* Begin Supplied records *
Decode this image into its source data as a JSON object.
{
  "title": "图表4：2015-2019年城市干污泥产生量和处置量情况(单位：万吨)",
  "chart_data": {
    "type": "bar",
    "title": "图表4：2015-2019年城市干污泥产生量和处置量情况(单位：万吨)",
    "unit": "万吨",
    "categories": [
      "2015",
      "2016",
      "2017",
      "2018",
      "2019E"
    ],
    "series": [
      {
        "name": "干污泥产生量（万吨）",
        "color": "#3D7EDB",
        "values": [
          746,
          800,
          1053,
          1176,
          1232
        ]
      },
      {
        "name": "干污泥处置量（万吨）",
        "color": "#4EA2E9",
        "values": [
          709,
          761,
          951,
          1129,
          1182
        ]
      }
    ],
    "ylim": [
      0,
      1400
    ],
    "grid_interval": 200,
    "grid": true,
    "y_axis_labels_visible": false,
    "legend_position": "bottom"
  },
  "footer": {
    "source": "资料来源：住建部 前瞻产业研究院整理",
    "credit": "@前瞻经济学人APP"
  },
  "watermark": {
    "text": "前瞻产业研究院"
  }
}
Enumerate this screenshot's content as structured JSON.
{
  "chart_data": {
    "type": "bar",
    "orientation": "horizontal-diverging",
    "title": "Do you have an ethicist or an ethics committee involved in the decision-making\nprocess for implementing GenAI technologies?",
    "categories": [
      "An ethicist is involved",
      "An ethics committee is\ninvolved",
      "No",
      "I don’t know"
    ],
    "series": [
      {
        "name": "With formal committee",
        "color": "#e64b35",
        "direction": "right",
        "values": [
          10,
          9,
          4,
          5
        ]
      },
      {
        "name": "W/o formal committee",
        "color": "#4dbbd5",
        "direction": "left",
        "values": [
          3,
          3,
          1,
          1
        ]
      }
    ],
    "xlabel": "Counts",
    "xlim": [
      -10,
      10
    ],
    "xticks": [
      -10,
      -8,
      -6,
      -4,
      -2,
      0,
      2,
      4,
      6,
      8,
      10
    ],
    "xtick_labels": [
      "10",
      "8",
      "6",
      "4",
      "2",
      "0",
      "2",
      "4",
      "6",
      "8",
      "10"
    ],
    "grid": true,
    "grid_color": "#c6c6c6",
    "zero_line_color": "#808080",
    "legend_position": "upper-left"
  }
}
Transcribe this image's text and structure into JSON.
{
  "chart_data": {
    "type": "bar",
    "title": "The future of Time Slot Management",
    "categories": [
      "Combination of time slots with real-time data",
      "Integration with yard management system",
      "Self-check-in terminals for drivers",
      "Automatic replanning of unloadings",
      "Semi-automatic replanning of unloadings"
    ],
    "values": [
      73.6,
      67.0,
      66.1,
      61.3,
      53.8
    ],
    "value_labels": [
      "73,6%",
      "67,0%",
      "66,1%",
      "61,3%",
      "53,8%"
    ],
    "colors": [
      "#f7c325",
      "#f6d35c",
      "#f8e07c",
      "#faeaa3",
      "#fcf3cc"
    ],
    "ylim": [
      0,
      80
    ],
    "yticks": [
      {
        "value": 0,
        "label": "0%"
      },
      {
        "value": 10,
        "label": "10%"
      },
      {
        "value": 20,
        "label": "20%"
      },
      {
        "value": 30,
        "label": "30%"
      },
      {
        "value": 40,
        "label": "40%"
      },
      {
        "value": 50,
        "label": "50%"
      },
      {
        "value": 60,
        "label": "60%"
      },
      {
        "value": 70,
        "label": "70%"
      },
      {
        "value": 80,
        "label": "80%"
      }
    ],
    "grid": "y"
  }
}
* End Supplied records *
> **Short problem**
Pick out every line holding the string "this" and return it.

> **Task answer**
Decode this image into its source data as a JSON object.
Enumerate this screenshot's content as structured JSON.
Transcribe this image's text and structure into JSON.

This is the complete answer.